§ DATASET RECORDS
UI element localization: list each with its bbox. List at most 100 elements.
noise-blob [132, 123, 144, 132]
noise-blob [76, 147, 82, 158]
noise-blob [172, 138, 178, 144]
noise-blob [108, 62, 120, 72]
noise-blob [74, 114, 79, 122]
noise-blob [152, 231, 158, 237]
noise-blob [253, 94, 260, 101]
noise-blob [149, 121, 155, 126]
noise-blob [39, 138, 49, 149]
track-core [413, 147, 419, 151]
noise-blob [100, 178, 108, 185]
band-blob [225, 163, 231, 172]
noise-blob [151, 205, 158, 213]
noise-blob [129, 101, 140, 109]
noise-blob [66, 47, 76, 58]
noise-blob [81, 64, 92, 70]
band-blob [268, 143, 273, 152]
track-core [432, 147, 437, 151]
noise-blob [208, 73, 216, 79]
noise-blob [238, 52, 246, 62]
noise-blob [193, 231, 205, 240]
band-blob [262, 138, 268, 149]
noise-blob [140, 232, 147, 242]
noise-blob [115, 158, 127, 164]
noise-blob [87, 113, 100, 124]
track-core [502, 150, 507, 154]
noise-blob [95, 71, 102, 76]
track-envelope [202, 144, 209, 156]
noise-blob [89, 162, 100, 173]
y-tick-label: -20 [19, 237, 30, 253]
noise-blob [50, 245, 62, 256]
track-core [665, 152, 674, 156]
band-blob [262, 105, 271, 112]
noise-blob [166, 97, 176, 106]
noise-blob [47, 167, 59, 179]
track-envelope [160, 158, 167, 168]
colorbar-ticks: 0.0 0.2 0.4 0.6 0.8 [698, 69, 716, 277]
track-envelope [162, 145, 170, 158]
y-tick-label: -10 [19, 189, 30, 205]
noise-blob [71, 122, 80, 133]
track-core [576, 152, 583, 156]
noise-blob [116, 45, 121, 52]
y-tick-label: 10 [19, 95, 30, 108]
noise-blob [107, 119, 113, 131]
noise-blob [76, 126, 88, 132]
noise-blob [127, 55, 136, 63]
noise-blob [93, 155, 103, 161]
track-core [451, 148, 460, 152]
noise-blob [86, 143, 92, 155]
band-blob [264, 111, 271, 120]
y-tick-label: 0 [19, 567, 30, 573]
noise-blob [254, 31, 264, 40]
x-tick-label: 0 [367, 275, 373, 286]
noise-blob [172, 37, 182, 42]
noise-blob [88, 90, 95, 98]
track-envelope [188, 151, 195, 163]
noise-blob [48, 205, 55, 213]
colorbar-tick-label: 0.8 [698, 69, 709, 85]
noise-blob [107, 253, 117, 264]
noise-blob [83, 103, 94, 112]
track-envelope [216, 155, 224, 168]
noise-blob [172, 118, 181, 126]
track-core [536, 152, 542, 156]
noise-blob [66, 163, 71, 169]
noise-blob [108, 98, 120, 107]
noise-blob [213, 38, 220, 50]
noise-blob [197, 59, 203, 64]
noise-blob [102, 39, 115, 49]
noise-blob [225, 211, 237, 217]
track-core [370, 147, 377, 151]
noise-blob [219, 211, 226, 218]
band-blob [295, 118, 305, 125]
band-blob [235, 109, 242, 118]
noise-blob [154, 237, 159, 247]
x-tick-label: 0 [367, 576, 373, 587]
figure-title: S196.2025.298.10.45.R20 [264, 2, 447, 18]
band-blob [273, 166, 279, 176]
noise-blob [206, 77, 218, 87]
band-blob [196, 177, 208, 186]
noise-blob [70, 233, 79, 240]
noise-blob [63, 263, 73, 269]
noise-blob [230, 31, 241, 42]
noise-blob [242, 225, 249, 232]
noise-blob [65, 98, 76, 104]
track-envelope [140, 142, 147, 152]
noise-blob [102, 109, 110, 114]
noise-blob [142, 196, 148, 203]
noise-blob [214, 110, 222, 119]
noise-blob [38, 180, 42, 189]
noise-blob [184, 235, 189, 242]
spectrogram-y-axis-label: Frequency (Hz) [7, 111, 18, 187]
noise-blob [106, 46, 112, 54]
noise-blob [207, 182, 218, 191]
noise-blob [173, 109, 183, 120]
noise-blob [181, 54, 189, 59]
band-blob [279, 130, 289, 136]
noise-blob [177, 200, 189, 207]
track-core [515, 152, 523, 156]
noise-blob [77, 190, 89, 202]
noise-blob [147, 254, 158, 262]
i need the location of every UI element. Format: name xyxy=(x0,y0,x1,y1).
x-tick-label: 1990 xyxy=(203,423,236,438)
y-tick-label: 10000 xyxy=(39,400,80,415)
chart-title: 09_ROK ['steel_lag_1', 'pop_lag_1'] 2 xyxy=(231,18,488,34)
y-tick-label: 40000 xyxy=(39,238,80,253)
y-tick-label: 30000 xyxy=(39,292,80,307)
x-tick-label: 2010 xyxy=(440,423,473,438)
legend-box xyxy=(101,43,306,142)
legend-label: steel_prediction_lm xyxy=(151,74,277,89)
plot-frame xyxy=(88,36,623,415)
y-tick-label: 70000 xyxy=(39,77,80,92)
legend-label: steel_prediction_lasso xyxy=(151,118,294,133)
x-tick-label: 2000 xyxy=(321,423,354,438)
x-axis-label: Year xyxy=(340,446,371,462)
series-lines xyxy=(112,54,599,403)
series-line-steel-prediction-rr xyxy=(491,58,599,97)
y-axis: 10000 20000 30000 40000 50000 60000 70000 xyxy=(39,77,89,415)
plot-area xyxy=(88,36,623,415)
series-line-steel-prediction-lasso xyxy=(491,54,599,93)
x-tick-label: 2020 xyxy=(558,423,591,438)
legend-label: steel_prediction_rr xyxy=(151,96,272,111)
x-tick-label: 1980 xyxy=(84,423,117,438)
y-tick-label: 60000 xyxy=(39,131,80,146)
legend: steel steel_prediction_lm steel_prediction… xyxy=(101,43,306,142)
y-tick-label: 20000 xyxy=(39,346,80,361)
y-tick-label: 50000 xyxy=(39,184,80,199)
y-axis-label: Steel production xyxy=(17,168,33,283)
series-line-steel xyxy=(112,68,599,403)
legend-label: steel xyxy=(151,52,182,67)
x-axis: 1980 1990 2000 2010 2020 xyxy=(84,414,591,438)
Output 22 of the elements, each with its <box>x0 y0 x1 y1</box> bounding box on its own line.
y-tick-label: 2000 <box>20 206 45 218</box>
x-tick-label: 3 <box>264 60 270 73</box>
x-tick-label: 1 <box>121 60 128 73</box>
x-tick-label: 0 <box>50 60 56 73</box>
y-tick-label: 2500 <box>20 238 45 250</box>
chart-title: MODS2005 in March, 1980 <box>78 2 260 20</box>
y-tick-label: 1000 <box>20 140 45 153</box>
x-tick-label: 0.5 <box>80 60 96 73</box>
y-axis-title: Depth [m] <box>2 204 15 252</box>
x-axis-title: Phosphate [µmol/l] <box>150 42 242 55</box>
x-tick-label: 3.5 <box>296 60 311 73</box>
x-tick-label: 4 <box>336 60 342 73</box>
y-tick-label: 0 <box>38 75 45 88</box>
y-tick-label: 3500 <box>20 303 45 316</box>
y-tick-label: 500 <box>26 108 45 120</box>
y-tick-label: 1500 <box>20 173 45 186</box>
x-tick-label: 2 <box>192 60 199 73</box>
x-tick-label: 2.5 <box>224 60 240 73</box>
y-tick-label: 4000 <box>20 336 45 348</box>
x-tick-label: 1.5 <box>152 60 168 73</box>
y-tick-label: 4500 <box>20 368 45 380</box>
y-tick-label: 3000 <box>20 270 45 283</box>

§ STATED PROBLEM
Copy the full listing above word for word, keeping every line and changing nothing.

§ TASK ANSWER
UI element localization: list each with its bbox. List at most 100 elements.
noise-blob [132, 123, 144, 132]
noise-blob [76, 147, 82, 158]
noise-blob [172, 138, 178, 144]
noise-blob [108, 62, 120, 72]
noise-blob [74, 114, 79, 122]
noise-blob [152, 231, 158, 237]
noise-blob [253, 94, 260, 101]
noise-blob [149, 121, 155, 126]
noise-blob [39, 138, 49, 149]
track-core [413, 147, 419, 151]
noise-blob [100, 178, 108, 185]
band-blob [225, 163, 231, 172]
noise-blob [151, 205, 158, 213]
noise-blob [129, 101, 140, 109]
noise-blob [66, 47, 76, 58]
noise-blob [81, 64, 92, 70]
band-blob [268, 143, 273, 152]
track-core [432, 147, 437, 151]
noise-blob [208, 73, 216, 79]
noise-blob [238, 52, 246, 62]
noise-blob [193, 231, 205, 240]
band-blob [262, 138, 268, 149]
noise-blob [140, 232, 147, 242]
noise-blob [115, 158, 127, 164]
noise-blob [87, 113, 100, 124]
track-core [502, 150, 507, 154]
noise-blob [95, 71, 102, 76]
track-envelope [202, 144, 209, 156]
noise-blob [89, 162, 100, 173]
y-tick-label: -20 [19, 237, 30, 253]
noise-blob [50, 245, 62, 256]
track-core [665, 152, 674, 156]
band-blob [262, 105, 271, 112]
noise-blob [166, 97, 176, 106]
noise-blob [47, 167, 59, 179]
track-envelope [160, 158, 167, 168]
colorbar-ticks: 0.0 0.2 0.4 0.6 0.8 [698, 69, 716, 277]
track-envelope [162, 145, 170, 158]
y-tick-label: -10 [19, 189, 30, 205]
noise-blob [71, 122, 80, 133]
track-core [576, 152, 583, 156]
noise-blob [116, 45, 121, 52]
y-tick-label: 10 [19, 95, 30, 108]
noise-blob [107, 119, 113, 131]
noise-blob [76, 126, 88, 132]
noise-blob [127, 55, 136, 63]
noise-blob [93, 155, 103, 161]
track-core [451, 148, 460, 152]
noise-blob [86, 143, 92, 155]
band-blob [264, 111, 271, 120]
y-tick-label: 0 [19, 567, 30, 573]
noise-blob [254, 31, 264, 40]
x-tick-label: 0 [367, 275, 373, 286]
noise-blob [172, 37, 182, 42]
noise-blob [88, 90, 95, 98]
track-envelope [188, 151, 195, 163]
noise-blob [48, 205, 55, 213]
colorbar-tick-label: 0.8 [698, 69, 709, 85]
noise-blob [107, 253, 117, 264]
noise-blob [83, 103, 94, 112]
track-envelope [216, 155, 224, 168]
noise-blob [172, 118, 181, 126]
track-core [536, 152, 542, 156]
noise-blob [66, 163, 71, 169]
noise-blob [108, 98, 120, 107]
noise-blob [213, 38, 220, 50]
noise-blob [197, 59, 203, 64]
noise-blob [102, 39, 115, 49]
noise-blob [225, 211, 237, 217]
track-core [370, 147, 377, 151]
noise-blob [219, 211, 226, 218]
band-blob [295, 118, 305, 125]
band-blob [235, 109, 242, 118]
noise-blob [154, 237, 159, 247]
x-tick-label: 0 [367, 576, 373, 587]
figure-title: S196.2025.298.10.45.R20 [264, 2, 447, 18]
band-blob [273, 166, 279, 176]
noise-blob [206, 77, 218, 87]
band-blob [196, 177, 208, 186]
noise-blob [70, 233, 79, 240]
noise-blob [63, 263, 73, 269]
noise-blob [230, 31, 241, 42]
noise-blob [242, 225, 249, 232]
noise-blob [65, 98, 76, 104]
track-envelope [140, 142, 147, 152]
noise-blob [102, 109, 110, 114]
noise-blob [142, 196, 148, 203]
noise-blob [214, 110, 222, 119]
noise-blob [38, 180, 42, 189]
noise-blob [184, 235, 189, 242]
spectrogram-y-axis-label: Frequency (Hz) [7, 111, 18, 187]
noise-blob [106, 46, 112, 54]
noise-blob [207, 182, 218, 191]
noise-blob [173, 109, 183, 120]
noise-blob [181, 54, 189, 59]
band-blob [279, 130, 289, 136]
noise-blob [177, 200, 189, 207]
track-core [515, 152, 523, 156]
noise-blob [77, 190, 89, 202]
noise-blob [147, 254, 158, 262]
i need the location of every UI element. Format: name xyxy=(x0,y0,x1,y1).
x-tick-label: 1990 xyxy=(203,423,236,438)
y-tick-label: 10000 xyxy=(39,400,80,415)
chart-title: 09_ROK ['steel_lag_1', 'pop_lag_1'] 2 xyxy=(231,18,488,34)
y-tick-label: 40000 xyxy=(39,238,80,253)
y-tick-label: 30000 xyxy=(39,292,80,307)
x-tick-label: 2010 xyxy=(440,423,473,438)
legend-box xyxy=(101,43,306,142)
legend-label: steel_prediction_lm xyxy=(151,74,277,89)
plot-frame xyxy=(88,36,623,415)
y-tick-label: 70000 xyxy=(39,77,80,92)
legend-label: steel_prediction_lasso xyxy=(151,118,294,133)
x-tick-label: 2000 xyxy=(321,423,354,438)
x-axis-label: Year xyxy=(340,446,371,462)
series-lines xyxy=(112,54,599,403)
series-line-steel-prediction-rr xyxy=(491,58,599,97)
y-axis: 10000 20000 30000 40000 50000 60000 70000 xyxy=(39,77,89,415)
plot-area xyxy=(88,36,623,415)
series-line-steel-prediction-lasso xyxy=(491,54,599,93)
x-tick-label: 2020 xyxy=(558,423,591,438)
legend-label: steel_prediction_rr xyxy=(151,96,272,111)
x-tick-label: 1980 xyxy=(84,423,117,438)
y-tick-label: 60000 xyxy=(39,131,80,146)
legend: steel steel_prediction_lm steel_prediction… xyxy=(101,43,306,142)
y-tick-label: 20000 xyxy=(39,346,80,361)
y-tick-label: 50000 xyxy=(39,184,80,199)
y-axis-label: Steel production xyxy=(17,168,33,283)
series-line-steel xyxy=(112,68,599,403)
legend-label: steel xyxy=(151,52,182,67)
x-axis: 1980 1990 2000 2010 2020 xyxy=(84,414,591,438)
Output 22 of the elements, each with its <box>x0 y0 x1 y1</box> bounding box on its own line.
y-tick-label: 2000 <box>20 206 45 218</box>
x-tick-label: 3 <box>264 60 270 73</box>
x-tick-label: 1 <box>121 60 128 73</box>
x-tick-label: 0 <box>50 60 56 73</box>
y-tick-label: 2500 <box>20 238 45 250</box>
chart-title: MODS2005 in March, 1980 <box>78 2 260 20</box>
y-tick-label: 1000 <box>20 140 45 153</box>
x-tick-label: 0.5 <box>80 60 96 73</box>
y-axis-title: Depth [m] <box>2 204 15 252</box>
x-axis-title: Phosphate [µmol/l] <box>150 42 242 55</box>
x-tick-label: 3.5 <box>296 60 311 73</box>
x-tick-label: 4 <box>336 60 342 73</box>
y-tick-label: 0 <box>38 75 45 88</box>
y-tick-label: 3500 <box>20 303 45 316</box>
y-tick-label: 500 <box>26 108 45 120</box>
y-tick-label: 1500 <box>20 173 45 186</box>
x-tick-label: 2 <box>192 60 199 73</box>
x-tick-label: 2.5 <box>224 60 240 73</box>
y-tick-label: 4000 <box>20 336 45 348</box>
x-tick-label: 1.5 <box>152 60 168 73</box>
y-tick-label: 4500 <box>20 368 45 380</box>
y-tick-label: 3000 <box>20 270 45 283</box>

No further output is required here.